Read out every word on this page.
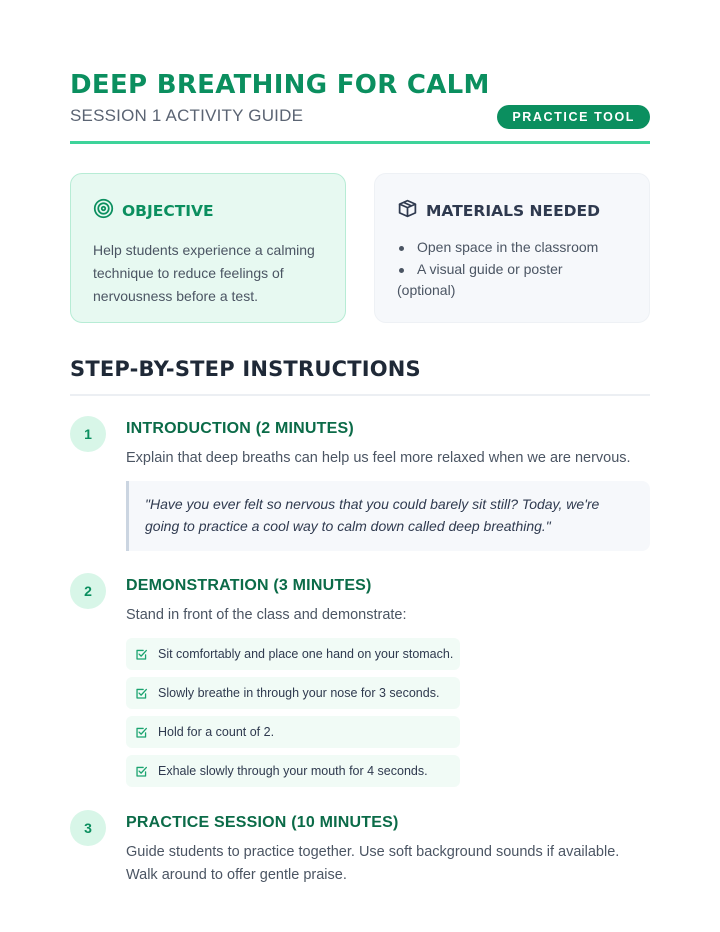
DEEP BREATHING FOR CALM
SESSION 1 ACTIVITY GUIDE	PRACTICE TOOL
OBJECTIVE

Help students experience a calming technique to reduce feelings of nervousness before a test.

MATERIALS NEEDED
Open space in the classroom
A visual guide or poster
(optional)
STEP-BY-STEP INSTRUCTIONS
1	INTRODUCTION (2 MINUTES)

Explain that deep breaths can help us feel more relaxed when we are nervous.

"Have you ever felt so nervous that you could barely sit still? Today, we're going to practice a cool way to calm down called deep breathing."
2	DEMONSTRATION (3 MINUTES)

Stand in front of the class and demonstrate:

Sit comfortably and place one hand on your stomach.
Slowly breathe in through your nose for 3 seconds.
Hold for a count of 2.
Exhale slowly through your mouth for 4 seconds.
3	PRACTICE SESSION (10 MINUTES)

Guide students to practice together. Use soft background sounds if available. Walk around to offer gentle praise.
------------
• [Stated goal] Read the data above. Pull out each line in which the string "SESSION" appears.

• [Task answer]
SESSION 1 ACTIVITY GUIDE	PRACTICE TOOL
3	PRACTICE SESSION (10 MINUTES)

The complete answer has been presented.